# Stated problem
Which lines hold the word "сеть"? Copy each of them.

»»

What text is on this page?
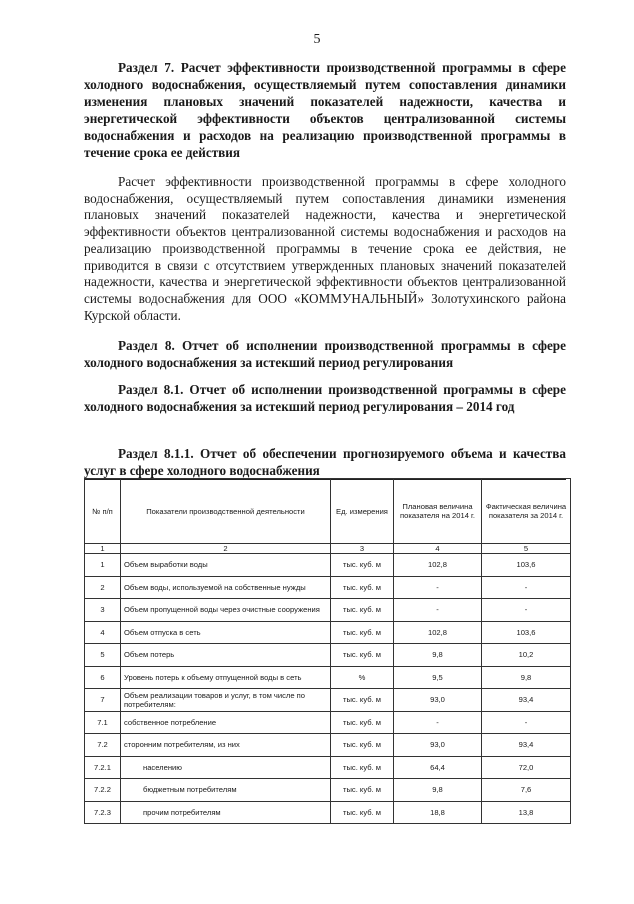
5
Раздел 7. Расчет эффективности производственной программы в сфере холодного водоснабжения, осуществляемый путем сопоставления динамики изменения плановых значений показателей надежности, качества и энергетической эффективности объектов централизованной системы водоснабжения и расходов на реализацию производственной программы в течение срока ее действия
Расчет эффективности производственной программы в сфере холодного водоснабжения, осуществляемый путем сопоставления динамики изменения плановых значений показателей надежности, качества и энергетической эффективности объектов централизованной системы водоснабжения и расходов на реализацию производственной программы в течение срока ее действия, не приводится в связи с отсутствием утвержденных плановых значений показателей надежности, качества и энергетической эффективности объектов централизованной системы водоснабжения для ООО «КОММУНАЛЬНЫЙ» Золотухинского района Курской области.
Раздел 8. Отчет об исполнении производственной программы в сфере холодного водоснабжения за истекший период регулирования
Раздел 8.1. Отчет об исполнении производственной программы в сфере холодного водоснабжения за истекший период регулирования – 2014 год
Раздел 8.1.1. Отчет об обеспечении прогнозируемого объема и качества услуг в сфере холодного водоснабжения
№ п/п	Показатели производственной деятельности	Ед. измерения	Плановая величина показателя на 2014 г.	Фактическая величина показателя за 2014 г.
1	2	3	4	5
1	Объем выработки воды	тыс. куб. м	102,8	103,6
2	Объем воды, используемой на собственные нужды	тыс. куб. м	-	-
3	Объем пропущенной воды через очистные сооружения	тыс. куб. м	-	-
4	Объем отпуска в сеть	тыс. куб. м	102,8	103,6
5	Объем потерь	тыс. куб. м	9,8	10,2
6	Уровень потерь к объему отпущенной воды в сеть	%	9,5	9,8
7	Объем реализации товаров и услуг, в том числе по потребителям:	тыс. куб. м	93,0	93,4
7.1	собственное потребление	тыс. куб. м	-	-
7.2	сторонним потребителям, из них	тыс. куб. м	93,0	93,4
7.2.1	населению	тыс. куб. м	64,4	72,0
7.2.2	бюджетным потребителям	тыс. куб. м	9,8	7,6
7.2.3	прочим потребителям	тыс. куб. м	18,8	13,8
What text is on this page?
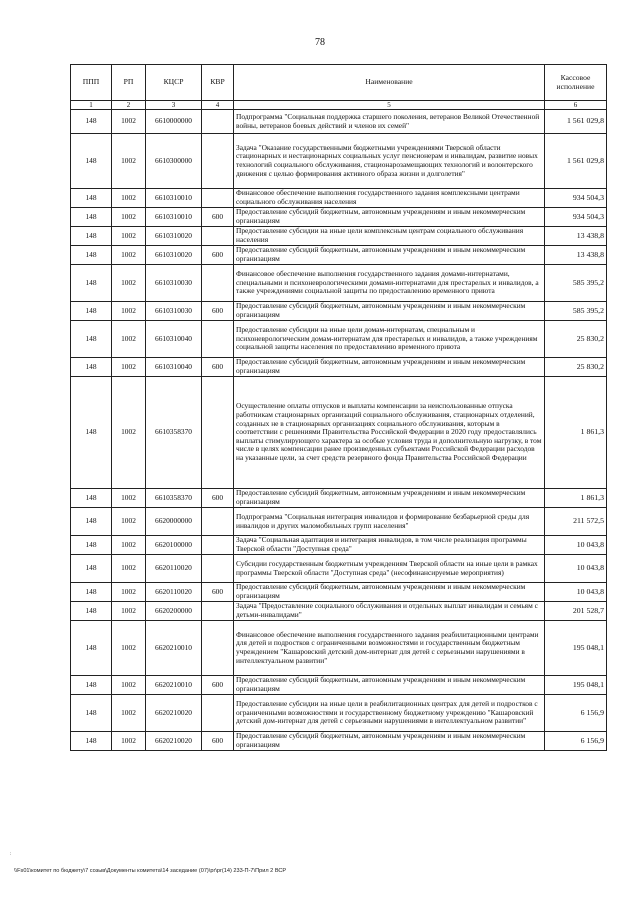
78
ППП	РП	КЦСР	КВР	Наименование	Кассовое исполнение
1	2	3	4	5	6
148	1002	6610000000		Подпрограмма "Социальная поддержка старшего поколения, ветеранов Великой Отечественной войны, ветеранов боевых действий и членов их семей"	1 561 029,8
148	1002	6610300000		Задача "Оказание государственными бюджетными учреждениями Тверской области стационарных и нестационарных социальных услуг пенсионерам и инвалидам, развитие новых технологий социального обслуживания, стационарозамещающих технологий и волонтерского движения с целью формирования активного образа жизни и долголетия"	1 561 029,8
148	1002	6610310010		Финансовое обеспечение выполнения государственного задания комплексными центрами социального обслуживания населения	934 504,3
148	1002	6610310010	600	Предоставление субсидий бюджетным, автономным учреждениям и иным некоммерческим организациям	934 504,3
148	1002	6610310020		Предоставление субсидии на иные цели комплексным центрам социального обслуживания населения	13 438,8
148	1002	6610310020	600	Предоставление субсидий бюджетным, автономным учреждениям и иным некоммерческим организациям	13 438,8
148	1002	6610310030		Финансовое обеспечение выполнения государственного задания домами-интернатами, специальными и психоневрологическими домами-интернатами для престарелых и инвалидов, а также учреждениями социальной защиты по предоставлению временного приюта	585 395,2
148	1002	6610310030	600	Предоставление субсидий бюджетным, автономным учреждениям и иным некоммерческим организациям	585 395,2
148	1002	6610310040		Предоставление субсидии на иные цели домам-интернатам, специальным и психоневрологическим домам-интернатам для престарелых и инвалидов, а также учреждениям социальной защиты населения по предоставлению временного приюта	25 830,2
148	1002	6610310040	600	Предоставление субсидий бюджетным, автономным учреждениям и иным некоммерческим организациям	25 830,2
148	1002	6610358370		Осуществление оплаты отпусков и выплаты компенсации за неиспользованные отпуска работникам стационарных организаций социального обслуживания, стационарных отделений, созданных не в стационарных организациях социального обслуживания, которым в соответствии с решениями Правительства Российской Федерации в 2020 году предоставлялись выплаты стимулирующего характера за особые условия труда и дополнительную нагрузку, в том числе в целях компенсации ранее произведенных субъектами Российской Федерации расходов на указанные цели, за счет средств резервного фонда Правительства Российской Федерации	1 861,3
148	1002	6610358370	600	Предоставление субсидий бюджетным, автономным учреждениям и иным некоммерческим организациям	1 861,3
148	1002	6620000000		Подпрограмма "Социальная интеграция инвалидов и формирование безбарьерной среды для инвалидов и других маломобильных групп населения"	211 572,5
148	1002	6620100000		Задача "Социальная адаптация и интеграция инвалидов, в том числе реализация программы Тверской области "Доступная среда"	10 043,8
148	1002	6620110020		Субсидии государственным бюджетным учреждениям Тверской области на иные цели в рамках программы Тверской области "Доступная среда" (несофинансируемые мероприятия)	10 043,8
148	1002	6620110020	600	Предоставление субсидий бюджетным, автономным учреждениям и иным некоммерческим организациям	10 043,8
148	1002	6620200000		Задача "Предоставление социального обслуживания и отдельных выплат инвалидам и семьям с детьми-инвалидами"	201 528,7
148	1002	6620210010		Финансовое обеспечение выполнения государственного задания реабилитационными центрами для детей и подростков с ограниченными возможностями и государственным бюджетным учреждением "Кашаровский детский дом-интернат для детей с серьезными нарушениями в интеллектуальном развитии"	195 048,1
148	1002	6620210010	600	Предоставление субсидий бюджетным, автономным учреждениям и иным некоммерческим организациям	195 048,1
148	1002	6620210020		Предоставление субсидии на иные цели в реабилитационных центрах для детей и подростков с ограниченными возможностями и государственному бюджетному учреждению "Кашаровский детский дом-интернат для детей с серьезными нарушениями в интеллектуальном развитии"	6 156,9
148	1002	6620210020	600	Предоставление субсидий бюджетным, автономным учреждениям и иным некоммерческим организациям	6 156,9
:
\\Fs01\комитет по бюджету\7 созыв\Документы комитета\14 заседание (07)\pr\pr(14) 233-П-7\Прил 2 ВСР
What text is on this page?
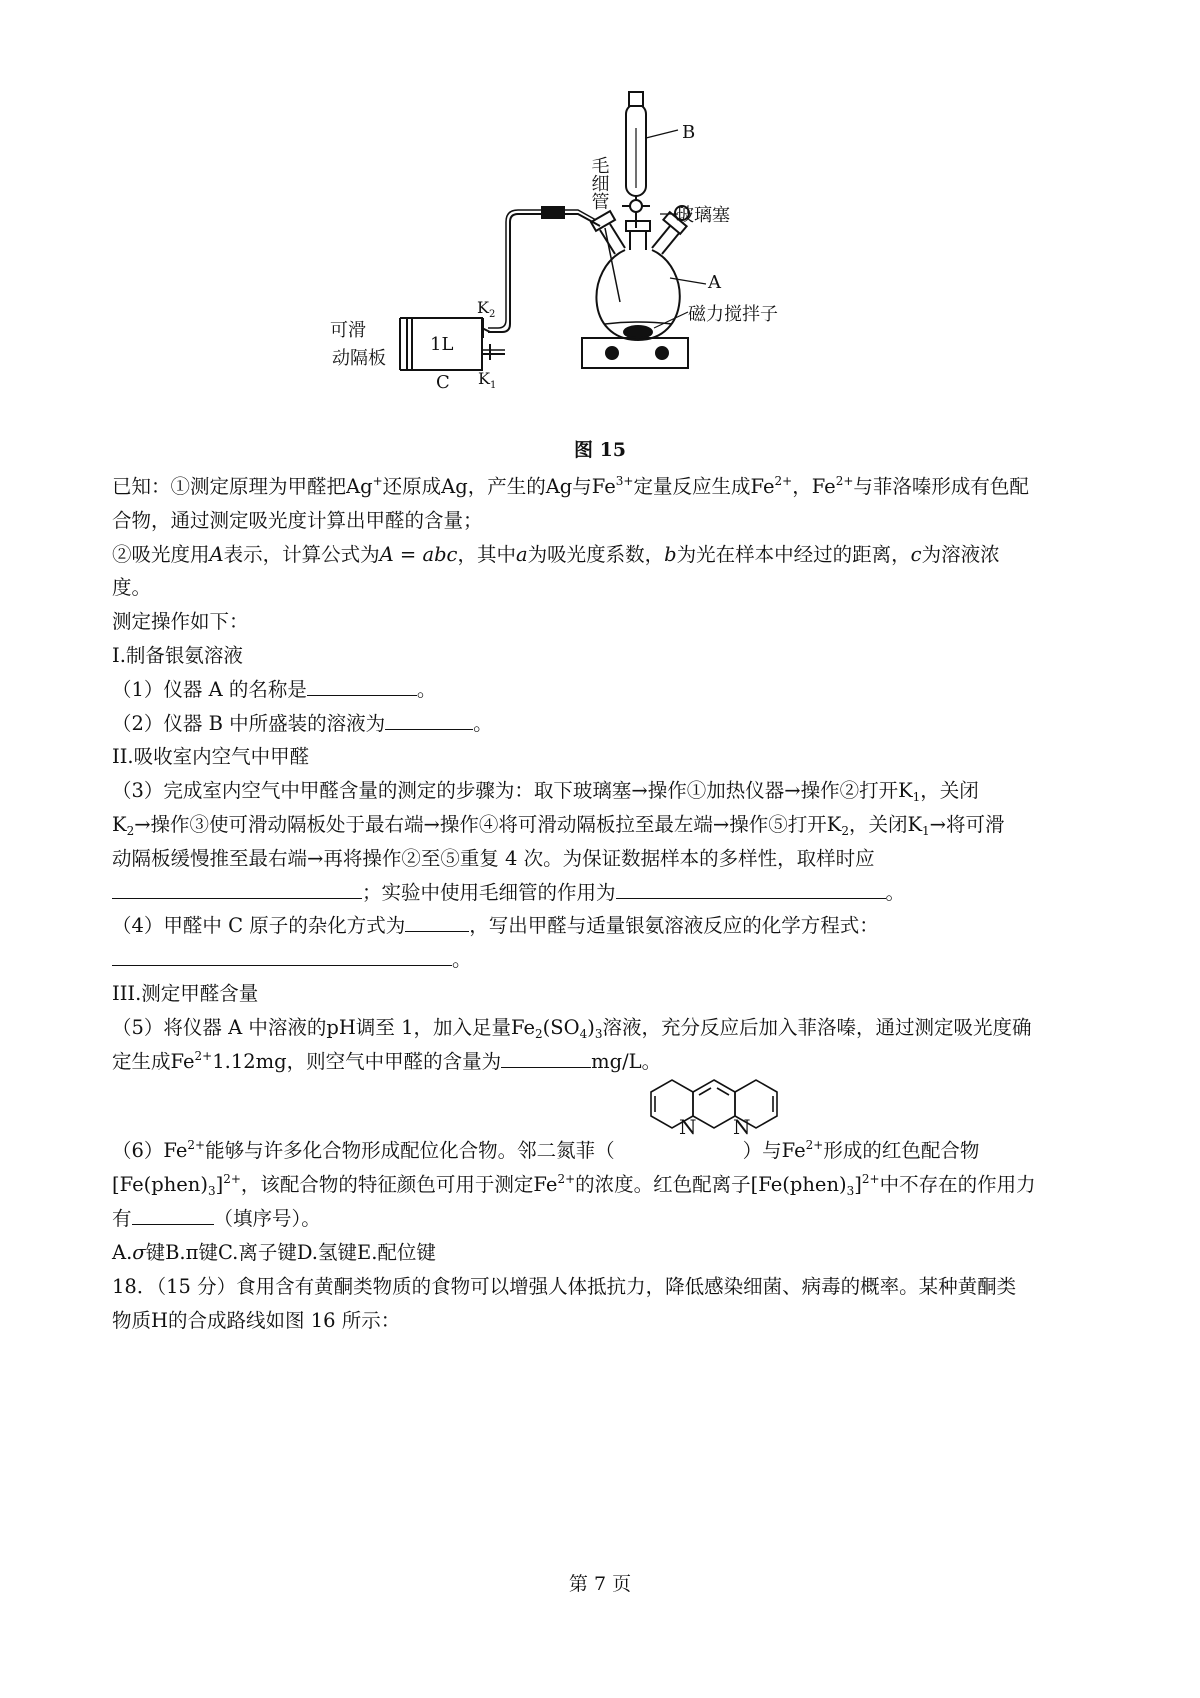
B
毛细管
玻璃塞
A
磁力搅拌子
可滑
动隔板
1L
C
$K_2$
$K_1$
图 15
已知：①测定原理为甲醛把Ag+还原成Ag，产生的Ag与$Fe^{3+}$定量反应生成$Fe^{2+}$，$Fe^{2+}$与菲洛嗪形成有色配
合物，通过测定吸光度计算出甲醛的含量；
②吸光度用A表示，计算公式为A = abc，其中a为吸光度系数，b为光在样本中经过的距离，c为溶液浓
度。
测定操作如下：
I.制备银氨溶液
（1）仪器 A 的名称是	。
（2）仪器 B 中所盛装的溶液为	。
II.吸收室内空气中甲醛
（3）完成室内空气中甲醛含量的测定的步骤为：取下玻璃塞→操作①加热仪器→操作②打开$K_1$，关闭
$K_2\to$操作③使可滑动隔板处于最右端→操作④将可滑动隔板拉至最左端→操作⑤打开$K_2$，关闭$K_1\to$将可滑
动隔板缓慢推至最右端→再将操作②至⑤重复 4 次。为保证数据样本的多样性，取样时应
；实验中使用毛细管的作用为	。
（4）甲醛中 C 原子的杂化方式为	，写出甲醛与适量银氨溶液反应的化学方程式：
。
III.测定甲醛含量
（5）将仪器 A 中溶液的pH调至 1，加入足量$Fe_2(SO_4)_3$溶液，充分反应后加入菲洛嗪，通过测定吸光度确
定生成$Fe^{2+}1.12mg$，则空气中甲醛的含量为	mg/L。
N N
$(6)Fe^{2+}$能够与许多化合物形成配位化合物。邻二氮菲（	）与$Fe^{2+}$形成的红色配合物
$[Fe(phen)_3]^{2+}$，该配合物的特征颜色可用于测定$Fe^{2+}$的浓度。红色配离子$[Fe(phen)_3]^{2+}$中不存在的作用力
有	（填序号）。
A.σ键B.π键C.离子键D.氢键E.配位键
18．（15 分）食用含有黄酮类物质的食物可以增强人体抵抗力，降低感染细菌、病毒的概率。某种黄酮类
物质H的合成路线如图 16 所示：
第 7 页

««

# Task output
4	Объем отпуска в сеть	тыс. куб. м	102,8	103,6
6	Уровень потерь к объему отпущенной воды в сеть	%	9,5	9,8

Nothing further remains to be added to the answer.